• [Written request] Each entry in the listing below should be restated word for word.

## Start Supplied data

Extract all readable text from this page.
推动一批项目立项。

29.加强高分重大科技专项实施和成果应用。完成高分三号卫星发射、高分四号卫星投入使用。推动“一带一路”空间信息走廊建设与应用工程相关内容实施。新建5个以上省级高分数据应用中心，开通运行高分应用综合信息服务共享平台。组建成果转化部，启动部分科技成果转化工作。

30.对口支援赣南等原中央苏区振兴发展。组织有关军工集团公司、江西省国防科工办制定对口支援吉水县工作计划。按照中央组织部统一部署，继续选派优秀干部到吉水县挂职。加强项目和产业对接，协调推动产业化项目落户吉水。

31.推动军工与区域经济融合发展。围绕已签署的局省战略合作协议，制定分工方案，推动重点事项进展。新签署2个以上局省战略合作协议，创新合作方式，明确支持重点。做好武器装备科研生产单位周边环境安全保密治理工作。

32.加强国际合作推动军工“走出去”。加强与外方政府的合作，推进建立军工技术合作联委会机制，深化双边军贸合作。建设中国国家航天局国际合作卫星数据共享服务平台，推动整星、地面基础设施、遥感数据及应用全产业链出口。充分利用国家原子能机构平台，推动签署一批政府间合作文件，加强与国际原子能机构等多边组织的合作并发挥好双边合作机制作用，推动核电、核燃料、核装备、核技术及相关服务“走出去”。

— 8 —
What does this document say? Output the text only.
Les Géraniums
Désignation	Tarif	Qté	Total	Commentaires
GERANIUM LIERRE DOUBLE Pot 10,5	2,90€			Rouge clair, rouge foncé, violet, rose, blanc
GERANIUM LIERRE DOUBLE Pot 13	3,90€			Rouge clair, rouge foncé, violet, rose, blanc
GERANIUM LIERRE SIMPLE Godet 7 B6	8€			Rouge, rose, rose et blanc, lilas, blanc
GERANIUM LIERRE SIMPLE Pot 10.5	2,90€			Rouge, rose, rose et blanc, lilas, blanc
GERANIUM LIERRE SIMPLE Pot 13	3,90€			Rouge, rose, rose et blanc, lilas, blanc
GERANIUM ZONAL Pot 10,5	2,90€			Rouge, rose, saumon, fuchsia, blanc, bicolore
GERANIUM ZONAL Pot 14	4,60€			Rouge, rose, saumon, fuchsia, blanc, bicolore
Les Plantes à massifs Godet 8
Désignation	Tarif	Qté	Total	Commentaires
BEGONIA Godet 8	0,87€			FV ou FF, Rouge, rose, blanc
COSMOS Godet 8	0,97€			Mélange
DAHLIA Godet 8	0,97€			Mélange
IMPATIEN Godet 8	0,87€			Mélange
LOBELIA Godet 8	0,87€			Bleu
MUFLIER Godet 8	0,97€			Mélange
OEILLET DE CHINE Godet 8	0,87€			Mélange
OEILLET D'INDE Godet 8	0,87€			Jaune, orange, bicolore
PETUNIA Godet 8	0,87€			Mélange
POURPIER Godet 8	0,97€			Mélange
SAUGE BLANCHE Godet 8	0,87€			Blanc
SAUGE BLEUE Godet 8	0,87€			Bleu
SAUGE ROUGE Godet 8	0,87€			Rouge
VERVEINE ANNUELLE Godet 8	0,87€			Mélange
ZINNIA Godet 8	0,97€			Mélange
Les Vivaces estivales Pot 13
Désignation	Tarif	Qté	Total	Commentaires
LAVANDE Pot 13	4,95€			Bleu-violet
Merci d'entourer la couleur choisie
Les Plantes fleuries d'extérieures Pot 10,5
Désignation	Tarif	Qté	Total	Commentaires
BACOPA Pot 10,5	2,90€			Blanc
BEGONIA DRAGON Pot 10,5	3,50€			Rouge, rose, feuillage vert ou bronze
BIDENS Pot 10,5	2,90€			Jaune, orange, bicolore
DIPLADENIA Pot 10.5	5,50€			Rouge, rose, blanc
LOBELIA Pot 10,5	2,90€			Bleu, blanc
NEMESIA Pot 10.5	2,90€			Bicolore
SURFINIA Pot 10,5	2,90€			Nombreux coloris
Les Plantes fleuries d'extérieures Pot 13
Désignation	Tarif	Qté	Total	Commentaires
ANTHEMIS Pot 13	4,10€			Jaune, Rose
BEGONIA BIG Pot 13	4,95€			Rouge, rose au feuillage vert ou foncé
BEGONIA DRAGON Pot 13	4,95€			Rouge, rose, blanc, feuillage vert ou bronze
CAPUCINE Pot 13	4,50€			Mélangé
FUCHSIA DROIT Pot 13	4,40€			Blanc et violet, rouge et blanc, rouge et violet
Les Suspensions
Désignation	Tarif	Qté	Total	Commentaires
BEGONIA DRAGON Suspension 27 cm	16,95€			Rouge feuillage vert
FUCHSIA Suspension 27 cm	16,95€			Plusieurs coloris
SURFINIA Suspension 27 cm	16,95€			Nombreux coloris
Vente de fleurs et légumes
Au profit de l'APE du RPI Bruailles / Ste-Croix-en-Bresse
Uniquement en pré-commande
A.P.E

## End Supplied data

• [Reply]
Extract all readable text from this page.
推动一批项目立项。

29.加强高分重大科技专项实施和成果应用。完成高分三号卫星发射、高分四号卫星投入使用。推动“一带一路”空间信息走廊建设与应用工程相关内容实施。新建5个以上省级高分数据应用中心，开通运行高分应用综合信息服务共享平台。组建成果转化部，启动部分科技成果转化工作。

30.对口支援赣南等原中央苏区振兴发展。组织有关军工集团公司、江西省国防科工办制定对口支援吉水县工作计划。按照中央组织部统一部署，继续选派优秀干部到吉水县挂职。加强项目和产业对接，协调推动产业化项目落户吉水。

31.推动军工与区域经济融合发展。围绕已签署的局省战略合作协议，制定分工方案，推动重点事项进展。新签署2个以上局省战略合作协议，创新合作方式，明确支持重点。做好武器装备科研生产单位周边环境安全保密治理工作。

32.加强国际合作推动军工“走出去”。加强与外方政府的合作，推进建立军工技术合作联委会机制，深化双边军贸合作。建设中国国家航天局国际合作卫星数据共享服务平台，推动整星、地面基础设施、遥感数据及应用全产业链出口。充分利用国家原子能机构平台，推动签署一批政府间合作文件，加强与国际原子能机构等多边组织的合作并发挥好双边合作机制作用，推动核电、核燃料、核装备、核技术及相关服务“走出去”。

— 8 —
What does this document say? Output the text only.
Les Géraniums
Désignation	Tarif	Qté	Total	Commentaires
GERANIUM LIERRE DOUBLE Pot 10,5	2,90€			Rouge clair, rouge foncé, violet, rose, blanc
GERANIUM LIERRE DOUBLE Pot 13	3,90€			Rouge clair, rouge foncé, violet, rose, blanc
GERANIUM LIERRE SIMPLE Godet 7 B6	8€			Rouge, rose, rose et blanc, lilas, blanc
GERANIUM LIERRE SIMPLE Pot 10.5	2,90€			Rouge, rose, rose et blanc, lilas, blanc
GERANIUM LIERRE SIMPLE Pot 13	3,90€			Rouge, rose, rose et blanc, lilas, blanc
GERANIUM ZONAL Pot 10,5	2,90€			Rouge, rose, saumon, fuchsia, blanc, bicolore
GERANIUM ZONAL Pot 14	4,60€			Rouge, rose, saumon, fuchsia, blanc, bicolore
Les Plantes à massifs Godet 8
Désignation	Tarif	Qté	Total	Commentaires
BEGONIA Godet 8	0,87€			FV ou FF, Rouge, rose, blanc
COSMOS Godet 8	0,97€			Mélange
DAHLIA Godet 8	0,97€			Mélange
IMPATIEN Godet 8	0,87€			Mélange
LOBELIA Godet 8	0,87€			Bleu
MUFLIER Godet 8	0,97€			Mélange
OEILLET DE CHINE Godet 8	0,87€			Mélange
OEILLET D'INDE Godet 8	0,87€			Jaune, orange, bicolore
PETUNIA Godet 8	0,87€			Mélange
POURPIER Godet 8	0,97€			Mélange
SAUGE BLANCHE Godet 8	0,87€			Blanc
SAUGE BLEUE Godet 8	0,87€			Bleu
SAUGE ROUGE Godet 8	0,87€			Rouge
VERVEINE ANNUELLE Godet 8	0,87€			Mélange
ZINNIA Godet 8	0,97€			Mélange
Les Vivaces estivales Pot 13
Désignation	Tarif	Qté	Total	Commentaires
LAVANDE Pot 13	4,95€			Bleu-violet
Merci d'entourer la couleur choisie
Les Plantes fleuries d'extérieures Pot 10,5
Désignation	Tarif	Qté	Total	Commentaires
BACOPA Pot 10,5	2,90€			Blanc
BEGONIA DRAGON Pot 10,5	3,50€			Rouge, rose, feuillage vert ou bronze
BIDENS Pot 10,5	2,90€			Jaune, orange, bicolore
DIPLADENIA Pot 10.5	5,50€			Rouge, rose, blanc
LOBELIA Pot 10,5	2,90€			Bleu, blanc
NEMESIA Pot 10.5	2,90€			Bicolore
SURFINIA Pot 10,5	2,90€			Nombreux coloris
Les Plantes fleuries d'extérieures Pot 13
Désignation	Tarif	Qté	Total	Commentaires
ANTHEMIS Pot 13	4,10€			Jaune, Rose
BEGONIA BIG Pot 13	4,95€			Rouge, rose au feuillage vert ou foncé
BEGONIA DRAGON Pot 13	4,95€			Rouge, rose, blanc, feuillage vert ou bronze
CAPUCINE Pot 13	4,50€			Mélangé
FUCHSIA DROIT Pot 13	4,40€			Blanc et violet, rouge et blanc, rouge et violet
Les Suspensions
Désignation	Tarif	Qté	Total	Commentaires
BEGONIA DRAGON Suspension 27 cm	16,95€			Rouge feuillage vert
FUCHSIA Suspension 27 cm	16,95€			Plusieurs coloris
SURFINIA Suspension 27 cm	16,95€			Nombreux coloris
Vente de fleurs et légumes
Au profit de l'APE du RPI Bruailles / Ste-Croix-en-Bresse
Uniquement en pré-commande
A.P.E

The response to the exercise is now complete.